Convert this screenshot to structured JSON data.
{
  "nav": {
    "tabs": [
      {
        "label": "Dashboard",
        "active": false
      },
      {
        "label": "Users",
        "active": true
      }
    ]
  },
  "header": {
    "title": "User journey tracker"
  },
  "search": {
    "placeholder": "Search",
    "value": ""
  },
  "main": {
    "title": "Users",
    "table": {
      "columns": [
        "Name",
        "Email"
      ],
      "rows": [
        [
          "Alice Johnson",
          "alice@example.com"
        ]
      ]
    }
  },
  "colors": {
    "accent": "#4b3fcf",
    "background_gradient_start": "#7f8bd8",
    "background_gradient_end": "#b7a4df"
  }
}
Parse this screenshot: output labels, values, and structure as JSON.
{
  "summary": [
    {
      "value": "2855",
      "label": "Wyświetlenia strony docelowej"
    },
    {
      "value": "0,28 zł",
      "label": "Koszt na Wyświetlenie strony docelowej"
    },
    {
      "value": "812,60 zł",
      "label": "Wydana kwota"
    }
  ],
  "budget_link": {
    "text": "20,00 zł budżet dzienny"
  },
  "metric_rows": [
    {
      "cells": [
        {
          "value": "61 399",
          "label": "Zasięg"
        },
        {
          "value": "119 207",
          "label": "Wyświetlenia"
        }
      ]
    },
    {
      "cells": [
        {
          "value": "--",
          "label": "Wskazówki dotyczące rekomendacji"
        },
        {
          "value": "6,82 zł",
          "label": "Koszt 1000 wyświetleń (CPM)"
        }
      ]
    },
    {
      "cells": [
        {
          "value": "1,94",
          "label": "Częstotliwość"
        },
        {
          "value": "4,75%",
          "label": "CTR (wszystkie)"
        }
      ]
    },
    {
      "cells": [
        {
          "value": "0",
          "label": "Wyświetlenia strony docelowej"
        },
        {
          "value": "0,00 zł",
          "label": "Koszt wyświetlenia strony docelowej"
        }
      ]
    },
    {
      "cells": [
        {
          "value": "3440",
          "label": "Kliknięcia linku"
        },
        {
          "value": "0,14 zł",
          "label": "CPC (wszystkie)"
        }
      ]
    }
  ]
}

- [Directive]:
Count the lines that hold the string "strony" and state that number alone.

- [The answer]:
4